> [TASK REQUIREMENTS]
From the text about MetroPCS, copy the passage from "When I got the" up to and including "than the promise.", word for word.

> [DOCUMENT TEXT]

Wednesday, August 10, 2011

MetroPCS demonstrates the risks of leapfrog strategies

I was briefly an Android (and MetroPCS) user during the past week, but found the reality of the MetroPCS LTE service (and the Samsung phone) didn’t match the promise.

I got my first digital phone in the late 1990s when I switched from AirTouch to Sprint. I was with Sprint for about 14 years until I quit Sprint in May over high prices and a lousy phone replacement policy. Since late last year I’ve been assuming that I’d switch to MetroPCS (if I were working in San Jose or LA) or Cricket (if I were in San Diego).

I’ve been a particular admirer of MetroPCS, which combined the Cricket (Leap) business model with aggressive price cutting and clever branding to become the 5th largest network owner in the US. (Most importantly, they’ve also pressured the Big Two to be less outrageous in their pricing.) My biggest gripe was their misleading “$40/month” advertising — which (ala Sprint and the other Big Four) is not available to smartphone owners.

When I got the job in LA County I considered the various Android phones on MetroPCS and quickly settled on the Samsung Galaxy Indulge: it was one of their few Android LTE phones, and the only one with a keyboard.

As a result, after settling into my new job and living quarters I decided to give MetroPCS a try. For the past week I was a MetroPCS customer with the Galaxy — until I took it back Tuesday afternoon.

There were several reasons why the reality was worse than the promise.

First, the battery life on the Indulge was truly terrible. The store manager tried to warn me that his friend had problems with the Indulge, but it was even worse than he said. On Monday, I had the phone on in the morning for an hour (with WiFi on), checked email twice and lost half my battery life. Even without making phone calls, there’s no way I’d make it through a whole day. And when I had it plugged into the car adaptor, the phone got very hot — suggesting (as with 2G and 3G) that first generation 4G phones have serious power consumption problems.

The battery life was exacerbated by the need to turn down the screen saver. My most common search experience was the screen went blank (on a 30 second timeout) before I could get the answer to a simple Google search.

> [DATASET]
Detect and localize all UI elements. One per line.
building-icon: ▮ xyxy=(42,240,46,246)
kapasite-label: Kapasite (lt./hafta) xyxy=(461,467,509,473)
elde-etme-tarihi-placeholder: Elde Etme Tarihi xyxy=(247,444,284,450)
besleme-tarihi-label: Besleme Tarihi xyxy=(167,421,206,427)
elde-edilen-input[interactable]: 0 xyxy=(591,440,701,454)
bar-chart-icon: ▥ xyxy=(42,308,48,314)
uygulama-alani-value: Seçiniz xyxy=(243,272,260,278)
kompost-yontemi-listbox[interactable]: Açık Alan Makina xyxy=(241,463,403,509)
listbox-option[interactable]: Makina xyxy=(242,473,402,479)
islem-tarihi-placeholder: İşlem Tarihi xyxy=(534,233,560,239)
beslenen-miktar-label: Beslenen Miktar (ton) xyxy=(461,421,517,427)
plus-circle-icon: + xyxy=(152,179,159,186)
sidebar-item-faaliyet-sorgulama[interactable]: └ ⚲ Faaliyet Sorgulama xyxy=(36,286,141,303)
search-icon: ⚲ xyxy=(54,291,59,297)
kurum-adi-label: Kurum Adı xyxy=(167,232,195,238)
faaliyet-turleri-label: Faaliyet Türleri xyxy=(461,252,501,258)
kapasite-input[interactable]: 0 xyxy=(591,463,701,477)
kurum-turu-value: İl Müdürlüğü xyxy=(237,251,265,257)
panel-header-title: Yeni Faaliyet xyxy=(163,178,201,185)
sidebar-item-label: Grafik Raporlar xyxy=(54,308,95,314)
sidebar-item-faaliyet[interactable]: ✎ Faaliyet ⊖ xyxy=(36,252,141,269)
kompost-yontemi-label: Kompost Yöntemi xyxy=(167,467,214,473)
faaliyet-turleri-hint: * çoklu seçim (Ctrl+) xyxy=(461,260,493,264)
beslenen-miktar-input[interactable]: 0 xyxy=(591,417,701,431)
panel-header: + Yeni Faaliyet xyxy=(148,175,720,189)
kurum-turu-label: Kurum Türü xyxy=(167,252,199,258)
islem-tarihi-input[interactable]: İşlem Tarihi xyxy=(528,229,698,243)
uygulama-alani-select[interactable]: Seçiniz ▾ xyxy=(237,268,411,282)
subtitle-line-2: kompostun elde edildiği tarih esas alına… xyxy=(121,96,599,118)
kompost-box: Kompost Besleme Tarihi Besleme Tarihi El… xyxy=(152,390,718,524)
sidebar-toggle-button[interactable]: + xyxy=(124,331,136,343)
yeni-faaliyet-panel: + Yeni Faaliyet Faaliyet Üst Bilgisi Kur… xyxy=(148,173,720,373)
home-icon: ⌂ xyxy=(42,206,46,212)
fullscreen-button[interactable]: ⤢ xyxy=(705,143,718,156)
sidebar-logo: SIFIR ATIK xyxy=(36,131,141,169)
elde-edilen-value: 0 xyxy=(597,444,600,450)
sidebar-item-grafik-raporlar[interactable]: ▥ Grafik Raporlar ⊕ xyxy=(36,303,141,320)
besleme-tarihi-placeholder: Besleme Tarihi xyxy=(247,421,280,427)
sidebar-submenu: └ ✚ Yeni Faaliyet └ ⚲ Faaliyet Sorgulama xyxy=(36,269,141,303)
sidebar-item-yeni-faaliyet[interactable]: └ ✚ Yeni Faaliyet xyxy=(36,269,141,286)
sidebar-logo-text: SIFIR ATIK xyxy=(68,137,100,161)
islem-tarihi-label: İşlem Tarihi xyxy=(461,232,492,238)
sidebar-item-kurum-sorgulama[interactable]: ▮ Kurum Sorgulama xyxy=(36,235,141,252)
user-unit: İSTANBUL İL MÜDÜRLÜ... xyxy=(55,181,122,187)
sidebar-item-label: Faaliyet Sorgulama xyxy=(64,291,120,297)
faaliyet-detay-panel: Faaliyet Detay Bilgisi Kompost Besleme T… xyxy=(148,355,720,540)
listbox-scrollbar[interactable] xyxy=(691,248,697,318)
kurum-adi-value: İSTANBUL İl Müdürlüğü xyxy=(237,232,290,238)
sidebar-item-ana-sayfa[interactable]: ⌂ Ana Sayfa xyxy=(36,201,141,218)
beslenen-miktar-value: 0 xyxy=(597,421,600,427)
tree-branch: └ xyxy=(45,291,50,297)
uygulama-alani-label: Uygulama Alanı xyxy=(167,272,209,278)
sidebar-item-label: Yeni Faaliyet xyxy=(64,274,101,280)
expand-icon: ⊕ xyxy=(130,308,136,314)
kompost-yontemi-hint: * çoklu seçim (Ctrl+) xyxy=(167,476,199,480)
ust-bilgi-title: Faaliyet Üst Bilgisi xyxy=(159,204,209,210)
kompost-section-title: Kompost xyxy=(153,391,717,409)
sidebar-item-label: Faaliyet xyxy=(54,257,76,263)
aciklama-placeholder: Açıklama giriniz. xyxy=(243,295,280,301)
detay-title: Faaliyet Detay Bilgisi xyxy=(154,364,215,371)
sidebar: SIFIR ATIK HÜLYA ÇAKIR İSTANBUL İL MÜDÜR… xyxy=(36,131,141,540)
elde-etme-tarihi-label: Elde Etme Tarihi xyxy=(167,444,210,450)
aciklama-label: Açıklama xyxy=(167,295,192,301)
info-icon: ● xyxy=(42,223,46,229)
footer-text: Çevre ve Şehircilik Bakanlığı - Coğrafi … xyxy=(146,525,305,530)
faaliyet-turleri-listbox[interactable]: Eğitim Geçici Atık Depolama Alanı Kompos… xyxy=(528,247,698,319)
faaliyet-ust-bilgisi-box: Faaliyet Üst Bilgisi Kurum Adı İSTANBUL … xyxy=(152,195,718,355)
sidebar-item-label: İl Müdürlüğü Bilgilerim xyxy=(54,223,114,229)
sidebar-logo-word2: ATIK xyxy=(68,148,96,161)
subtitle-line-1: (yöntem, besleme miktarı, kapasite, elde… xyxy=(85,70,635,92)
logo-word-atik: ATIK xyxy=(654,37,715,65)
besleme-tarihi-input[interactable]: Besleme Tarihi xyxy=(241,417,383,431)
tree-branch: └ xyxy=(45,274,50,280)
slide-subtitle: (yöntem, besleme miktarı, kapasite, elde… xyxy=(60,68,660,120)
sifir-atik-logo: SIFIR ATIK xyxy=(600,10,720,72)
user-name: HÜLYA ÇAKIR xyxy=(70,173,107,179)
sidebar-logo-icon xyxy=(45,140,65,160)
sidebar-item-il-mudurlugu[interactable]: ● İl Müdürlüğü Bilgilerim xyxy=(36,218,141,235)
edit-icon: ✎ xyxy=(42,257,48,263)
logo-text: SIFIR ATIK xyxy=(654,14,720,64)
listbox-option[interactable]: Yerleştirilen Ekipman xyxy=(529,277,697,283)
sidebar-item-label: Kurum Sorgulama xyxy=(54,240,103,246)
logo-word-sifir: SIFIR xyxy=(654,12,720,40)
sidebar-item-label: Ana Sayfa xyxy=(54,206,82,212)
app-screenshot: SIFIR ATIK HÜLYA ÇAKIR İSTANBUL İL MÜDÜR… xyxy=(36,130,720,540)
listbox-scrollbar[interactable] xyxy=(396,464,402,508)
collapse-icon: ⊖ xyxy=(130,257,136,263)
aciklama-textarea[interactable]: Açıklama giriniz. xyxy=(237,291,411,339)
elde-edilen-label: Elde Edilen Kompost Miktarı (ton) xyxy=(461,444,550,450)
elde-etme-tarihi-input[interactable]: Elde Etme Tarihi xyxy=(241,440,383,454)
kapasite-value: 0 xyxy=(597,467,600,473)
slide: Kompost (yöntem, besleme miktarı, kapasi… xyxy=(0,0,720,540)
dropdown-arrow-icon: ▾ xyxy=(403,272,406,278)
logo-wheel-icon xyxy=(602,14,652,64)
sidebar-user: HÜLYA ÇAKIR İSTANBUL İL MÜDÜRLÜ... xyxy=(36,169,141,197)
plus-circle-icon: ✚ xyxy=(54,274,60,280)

> [COMPLETED EXERCISE]
When I got the job in LA County I considered the various Android phones on MetroPCS and quickly settled on the Samsung Galaxy Indulge: it was one of their few Android LTE phones, and the only one with a keyboard.

As a result, after settling into my new job and living quarters I decided to give MetroPCS a try. For the past week I was a MetroPCS customer with the Galaxy — until I took it back Tuesday afternoon.

There were several reasons why the reality was worse than the promise.